- Material shown -
——

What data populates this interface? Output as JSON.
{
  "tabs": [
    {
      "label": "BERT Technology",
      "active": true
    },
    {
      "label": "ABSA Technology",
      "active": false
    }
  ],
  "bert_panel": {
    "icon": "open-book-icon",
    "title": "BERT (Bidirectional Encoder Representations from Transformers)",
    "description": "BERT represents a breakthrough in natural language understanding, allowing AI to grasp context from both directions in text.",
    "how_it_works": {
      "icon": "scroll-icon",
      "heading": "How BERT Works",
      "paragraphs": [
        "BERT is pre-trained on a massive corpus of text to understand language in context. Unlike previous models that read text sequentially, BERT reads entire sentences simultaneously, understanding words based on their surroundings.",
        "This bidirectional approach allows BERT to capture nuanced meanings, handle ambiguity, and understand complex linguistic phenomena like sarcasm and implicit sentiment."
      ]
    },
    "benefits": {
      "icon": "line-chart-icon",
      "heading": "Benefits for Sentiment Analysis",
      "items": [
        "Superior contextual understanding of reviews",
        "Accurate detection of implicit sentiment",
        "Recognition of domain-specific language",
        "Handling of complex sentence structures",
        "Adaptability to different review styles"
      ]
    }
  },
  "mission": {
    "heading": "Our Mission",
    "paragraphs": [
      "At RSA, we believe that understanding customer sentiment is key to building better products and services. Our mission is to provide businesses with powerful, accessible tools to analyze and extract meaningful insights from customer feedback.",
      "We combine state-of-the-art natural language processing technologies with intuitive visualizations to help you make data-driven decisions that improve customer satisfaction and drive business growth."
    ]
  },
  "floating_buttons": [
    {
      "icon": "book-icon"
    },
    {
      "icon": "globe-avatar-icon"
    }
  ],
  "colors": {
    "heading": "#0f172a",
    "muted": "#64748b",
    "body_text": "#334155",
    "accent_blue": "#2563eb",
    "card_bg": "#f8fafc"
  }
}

——

- Goal -
Lines containing the word "customer" are to be tallied; report only the total.

- Reply to the exercise -
2